## Start ENTRIES

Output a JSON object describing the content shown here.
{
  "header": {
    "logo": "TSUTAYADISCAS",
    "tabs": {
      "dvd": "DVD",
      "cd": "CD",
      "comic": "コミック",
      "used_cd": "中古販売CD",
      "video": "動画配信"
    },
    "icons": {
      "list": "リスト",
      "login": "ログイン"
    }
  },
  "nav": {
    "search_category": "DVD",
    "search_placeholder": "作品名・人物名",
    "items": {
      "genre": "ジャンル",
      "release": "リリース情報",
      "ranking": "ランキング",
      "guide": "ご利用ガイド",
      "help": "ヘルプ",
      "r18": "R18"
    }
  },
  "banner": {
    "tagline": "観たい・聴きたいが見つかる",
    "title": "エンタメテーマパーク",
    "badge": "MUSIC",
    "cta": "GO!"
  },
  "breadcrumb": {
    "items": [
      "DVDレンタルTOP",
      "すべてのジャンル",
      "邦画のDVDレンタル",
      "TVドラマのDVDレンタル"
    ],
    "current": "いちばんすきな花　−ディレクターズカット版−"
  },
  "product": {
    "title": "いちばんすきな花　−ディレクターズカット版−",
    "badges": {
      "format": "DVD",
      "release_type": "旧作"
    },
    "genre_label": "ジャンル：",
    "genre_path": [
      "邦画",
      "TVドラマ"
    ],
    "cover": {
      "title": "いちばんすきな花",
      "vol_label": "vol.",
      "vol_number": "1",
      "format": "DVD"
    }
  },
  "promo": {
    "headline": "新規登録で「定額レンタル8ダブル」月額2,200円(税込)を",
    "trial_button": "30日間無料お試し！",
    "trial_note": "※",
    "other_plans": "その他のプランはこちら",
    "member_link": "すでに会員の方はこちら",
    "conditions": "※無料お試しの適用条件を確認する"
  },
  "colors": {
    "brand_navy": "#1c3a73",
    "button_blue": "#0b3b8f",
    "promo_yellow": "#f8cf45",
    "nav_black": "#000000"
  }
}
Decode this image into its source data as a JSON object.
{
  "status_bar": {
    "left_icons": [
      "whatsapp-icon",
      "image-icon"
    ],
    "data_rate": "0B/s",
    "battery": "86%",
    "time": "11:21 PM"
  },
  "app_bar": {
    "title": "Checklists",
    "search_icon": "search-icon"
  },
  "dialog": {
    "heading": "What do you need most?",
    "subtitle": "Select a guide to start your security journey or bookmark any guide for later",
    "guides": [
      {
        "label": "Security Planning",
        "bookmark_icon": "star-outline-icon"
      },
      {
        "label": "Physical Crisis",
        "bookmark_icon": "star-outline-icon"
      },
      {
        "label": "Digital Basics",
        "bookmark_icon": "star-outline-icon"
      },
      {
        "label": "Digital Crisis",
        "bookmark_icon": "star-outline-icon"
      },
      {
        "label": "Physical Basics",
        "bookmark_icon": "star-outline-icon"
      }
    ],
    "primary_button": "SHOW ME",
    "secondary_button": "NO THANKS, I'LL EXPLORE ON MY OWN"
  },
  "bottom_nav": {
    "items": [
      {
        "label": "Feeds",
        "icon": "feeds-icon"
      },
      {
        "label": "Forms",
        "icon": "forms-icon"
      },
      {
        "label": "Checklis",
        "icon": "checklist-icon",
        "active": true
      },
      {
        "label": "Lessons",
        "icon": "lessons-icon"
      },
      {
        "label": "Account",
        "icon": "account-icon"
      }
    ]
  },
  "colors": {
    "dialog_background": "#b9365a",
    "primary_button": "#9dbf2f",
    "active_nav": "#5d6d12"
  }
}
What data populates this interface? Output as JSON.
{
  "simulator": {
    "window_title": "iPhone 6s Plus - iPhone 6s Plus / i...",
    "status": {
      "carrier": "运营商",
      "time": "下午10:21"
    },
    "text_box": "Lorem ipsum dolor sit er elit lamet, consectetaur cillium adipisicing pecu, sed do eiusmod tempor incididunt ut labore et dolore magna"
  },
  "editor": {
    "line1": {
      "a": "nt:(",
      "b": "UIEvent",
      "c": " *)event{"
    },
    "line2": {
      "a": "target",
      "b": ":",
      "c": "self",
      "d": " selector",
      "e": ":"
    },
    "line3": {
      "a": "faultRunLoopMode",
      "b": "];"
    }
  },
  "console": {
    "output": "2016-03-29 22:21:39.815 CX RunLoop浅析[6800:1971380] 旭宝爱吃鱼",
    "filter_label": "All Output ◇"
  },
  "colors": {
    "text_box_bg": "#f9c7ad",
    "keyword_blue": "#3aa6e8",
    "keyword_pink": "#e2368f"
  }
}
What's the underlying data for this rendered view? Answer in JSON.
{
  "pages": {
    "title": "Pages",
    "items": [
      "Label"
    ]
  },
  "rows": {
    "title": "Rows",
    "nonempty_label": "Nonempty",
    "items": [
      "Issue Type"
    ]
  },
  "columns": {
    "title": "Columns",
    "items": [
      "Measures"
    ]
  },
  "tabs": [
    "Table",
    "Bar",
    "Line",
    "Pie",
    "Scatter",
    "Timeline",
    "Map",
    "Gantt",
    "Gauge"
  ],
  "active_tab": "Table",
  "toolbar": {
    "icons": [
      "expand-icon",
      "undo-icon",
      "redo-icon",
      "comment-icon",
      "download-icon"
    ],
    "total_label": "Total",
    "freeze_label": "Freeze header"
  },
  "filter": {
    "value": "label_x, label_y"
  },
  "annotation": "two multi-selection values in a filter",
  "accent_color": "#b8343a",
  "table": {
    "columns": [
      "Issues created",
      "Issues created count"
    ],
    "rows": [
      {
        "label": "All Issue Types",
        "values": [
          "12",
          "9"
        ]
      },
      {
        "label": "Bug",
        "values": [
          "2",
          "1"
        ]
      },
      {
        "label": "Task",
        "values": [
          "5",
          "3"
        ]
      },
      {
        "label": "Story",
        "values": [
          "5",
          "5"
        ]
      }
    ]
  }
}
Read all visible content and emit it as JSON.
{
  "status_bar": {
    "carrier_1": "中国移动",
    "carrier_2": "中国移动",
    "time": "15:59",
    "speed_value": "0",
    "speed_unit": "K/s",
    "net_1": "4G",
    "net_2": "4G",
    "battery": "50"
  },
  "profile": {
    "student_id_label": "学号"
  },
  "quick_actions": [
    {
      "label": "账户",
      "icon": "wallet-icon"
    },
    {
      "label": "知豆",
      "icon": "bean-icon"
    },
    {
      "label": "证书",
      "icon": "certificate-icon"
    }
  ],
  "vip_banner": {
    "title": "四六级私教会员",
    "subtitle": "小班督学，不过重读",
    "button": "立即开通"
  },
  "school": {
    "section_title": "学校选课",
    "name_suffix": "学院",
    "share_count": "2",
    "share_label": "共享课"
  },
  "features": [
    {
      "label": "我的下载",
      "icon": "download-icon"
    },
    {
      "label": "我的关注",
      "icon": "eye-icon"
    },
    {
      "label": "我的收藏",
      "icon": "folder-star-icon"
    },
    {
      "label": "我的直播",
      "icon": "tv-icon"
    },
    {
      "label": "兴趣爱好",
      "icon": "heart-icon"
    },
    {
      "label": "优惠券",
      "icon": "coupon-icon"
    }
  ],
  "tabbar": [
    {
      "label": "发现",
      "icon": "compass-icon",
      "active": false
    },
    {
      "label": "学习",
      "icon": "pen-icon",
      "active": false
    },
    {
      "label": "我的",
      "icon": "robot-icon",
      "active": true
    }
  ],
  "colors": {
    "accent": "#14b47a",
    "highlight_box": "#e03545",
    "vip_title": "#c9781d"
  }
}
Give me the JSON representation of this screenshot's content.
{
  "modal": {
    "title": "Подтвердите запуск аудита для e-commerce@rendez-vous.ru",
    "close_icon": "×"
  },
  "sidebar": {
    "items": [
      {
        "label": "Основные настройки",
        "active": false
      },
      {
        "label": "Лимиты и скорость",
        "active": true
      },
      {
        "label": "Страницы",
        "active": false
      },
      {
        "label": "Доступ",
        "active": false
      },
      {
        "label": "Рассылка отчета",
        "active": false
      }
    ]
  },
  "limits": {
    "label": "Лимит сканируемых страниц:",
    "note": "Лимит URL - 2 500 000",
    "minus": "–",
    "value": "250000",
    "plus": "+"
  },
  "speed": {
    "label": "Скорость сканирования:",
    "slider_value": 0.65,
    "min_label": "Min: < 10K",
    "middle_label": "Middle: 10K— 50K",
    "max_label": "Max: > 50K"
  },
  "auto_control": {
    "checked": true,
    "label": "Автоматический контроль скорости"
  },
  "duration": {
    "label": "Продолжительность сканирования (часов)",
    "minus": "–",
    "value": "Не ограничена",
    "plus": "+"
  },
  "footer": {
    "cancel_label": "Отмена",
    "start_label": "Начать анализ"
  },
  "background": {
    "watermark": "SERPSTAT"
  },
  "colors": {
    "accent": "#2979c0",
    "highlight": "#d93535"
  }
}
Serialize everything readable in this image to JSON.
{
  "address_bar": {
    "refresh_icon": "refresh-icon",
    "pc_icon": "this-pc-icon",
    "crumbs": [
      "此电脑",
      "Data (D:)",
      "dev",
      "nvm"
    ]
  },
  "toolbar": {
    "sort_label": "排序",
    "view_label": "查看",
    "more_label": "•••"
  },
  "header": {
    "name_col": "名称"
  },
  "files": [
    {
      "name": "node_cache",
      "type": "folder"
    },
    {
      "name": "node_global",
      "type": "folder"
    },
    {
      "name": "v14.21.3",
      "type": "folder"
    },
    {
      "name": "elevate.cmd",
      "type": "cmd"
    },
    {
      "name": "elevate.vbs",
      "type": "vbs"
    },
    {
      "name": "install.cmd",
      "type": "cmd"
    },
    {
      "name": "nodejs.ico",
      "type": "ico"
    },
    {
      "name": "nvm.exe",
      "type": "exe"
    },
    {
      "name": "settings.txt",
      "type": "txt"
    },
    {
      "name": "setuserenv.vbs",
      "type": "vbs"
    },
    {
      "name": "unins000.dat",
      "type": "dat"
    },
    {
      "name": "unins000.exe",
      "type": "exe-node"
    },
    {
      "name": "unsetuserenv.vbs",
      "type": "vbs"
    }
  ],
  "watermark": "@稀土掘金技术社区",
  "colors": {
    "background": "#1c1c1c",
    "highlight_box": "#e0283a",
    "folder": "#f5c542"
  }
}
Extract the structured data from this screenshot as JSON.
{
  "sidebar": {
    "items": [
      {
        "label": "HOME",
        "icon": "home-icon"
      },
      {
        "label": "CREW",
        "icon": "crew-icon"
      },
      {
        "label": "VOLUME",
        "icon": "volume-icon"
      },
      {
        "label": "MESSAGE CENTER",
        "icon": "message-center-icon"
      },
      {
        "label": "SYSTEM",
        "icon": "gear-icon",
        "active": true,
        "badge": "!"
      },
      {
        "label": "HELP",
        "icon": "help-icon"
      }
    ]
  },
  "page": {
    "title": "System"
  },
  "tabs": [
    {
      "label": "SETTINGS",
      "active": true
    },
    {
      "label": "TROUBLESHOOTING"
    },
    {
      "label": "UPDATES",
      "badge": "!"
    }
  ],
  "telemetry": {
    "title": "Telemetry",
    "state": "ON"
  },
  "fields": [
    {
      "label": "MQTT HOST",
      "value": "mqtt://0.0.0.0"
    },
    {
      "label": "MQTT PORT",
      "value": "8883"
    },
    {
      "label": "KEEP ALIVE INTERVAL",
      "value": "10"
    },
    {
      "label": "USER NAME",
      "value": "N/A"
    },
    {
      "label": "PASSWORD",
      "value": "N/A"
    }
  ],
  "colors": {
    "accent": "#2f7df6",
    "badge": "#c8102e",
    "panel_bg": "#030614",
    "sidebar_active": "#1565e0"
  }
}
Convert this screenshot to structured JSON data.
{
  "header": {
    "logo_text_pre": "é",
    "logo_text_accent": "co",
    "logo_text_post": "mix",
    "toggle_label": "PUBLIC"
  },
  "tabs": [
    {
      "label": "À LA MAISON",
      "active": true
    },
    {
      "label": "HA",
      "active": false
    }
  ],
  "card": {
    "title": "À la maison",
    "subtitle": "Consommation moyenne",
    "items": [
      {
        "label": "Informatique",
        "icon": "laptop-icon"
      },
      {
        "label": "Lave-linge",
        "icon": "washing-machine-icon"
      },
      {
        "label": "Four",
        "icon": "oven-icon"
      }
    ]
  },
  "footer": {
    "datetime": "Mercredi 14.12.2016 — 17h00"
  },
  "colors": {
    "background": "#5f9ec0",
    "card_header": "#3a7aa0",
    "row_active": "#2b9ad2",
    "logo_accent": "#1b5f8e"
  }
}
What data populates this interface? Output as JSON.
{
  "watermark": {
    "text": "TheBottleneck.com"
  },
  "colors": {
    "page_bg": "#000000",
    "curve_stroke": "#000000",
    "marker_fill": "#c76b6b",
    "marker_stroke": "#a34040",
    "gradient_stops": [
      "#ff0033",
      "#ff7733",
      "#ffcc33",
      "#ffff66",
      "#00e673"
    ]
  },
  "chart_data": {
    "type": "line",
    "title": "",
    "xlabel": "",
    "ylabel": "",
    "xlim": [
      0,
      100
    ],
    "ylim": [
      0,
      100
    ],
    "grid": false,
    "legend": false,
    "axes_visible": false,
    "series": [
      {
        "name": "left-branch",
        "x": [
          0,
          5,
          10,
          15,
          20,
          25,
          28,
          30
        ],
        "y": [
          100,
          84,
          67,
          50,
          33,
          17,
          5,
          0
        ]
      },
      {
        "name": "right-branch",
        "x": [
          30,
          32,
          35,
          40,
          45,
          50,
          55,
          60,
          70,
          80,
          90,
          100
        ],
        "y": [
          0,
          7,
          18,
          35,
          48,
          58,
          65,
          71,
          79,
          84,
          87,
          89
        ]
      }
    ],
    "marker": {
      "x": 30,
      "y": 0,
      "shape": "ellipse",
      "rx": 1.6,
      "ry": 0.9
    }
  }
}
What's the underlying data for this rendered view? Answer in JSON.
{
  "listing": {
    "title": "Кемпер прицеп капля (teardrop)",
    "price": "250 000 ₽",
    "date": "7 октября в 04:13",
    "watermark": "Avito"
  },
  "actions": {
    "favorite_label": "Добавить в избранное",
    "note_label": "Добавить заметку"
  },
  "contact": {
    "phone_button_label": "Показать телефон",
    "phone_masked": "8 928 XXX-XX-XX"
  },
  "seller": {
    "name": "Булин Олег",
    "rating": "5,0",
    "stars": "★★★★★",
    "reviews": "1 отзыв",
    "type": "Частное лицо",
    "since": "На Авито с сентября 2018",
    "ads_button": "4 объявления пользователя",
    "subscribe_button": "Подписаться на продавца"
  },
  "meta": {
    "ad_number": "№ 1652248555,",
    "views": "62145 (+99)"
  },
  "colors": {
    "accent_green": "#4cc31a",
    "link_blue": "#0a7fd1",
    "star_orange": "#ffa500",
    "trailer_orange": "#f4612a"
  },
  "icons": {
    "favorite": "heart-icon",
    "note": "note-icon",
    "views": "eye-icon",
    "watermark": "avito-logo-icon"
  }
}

## End ENTRIES

- TASK -
Select every line in the material above where the string "Добавить" occurs, and copy it.

- SOLUTION TO THIS EXERCISE -
    "favorite_label": "Добавить в избранное",
    "note_label": "Добавить заметку"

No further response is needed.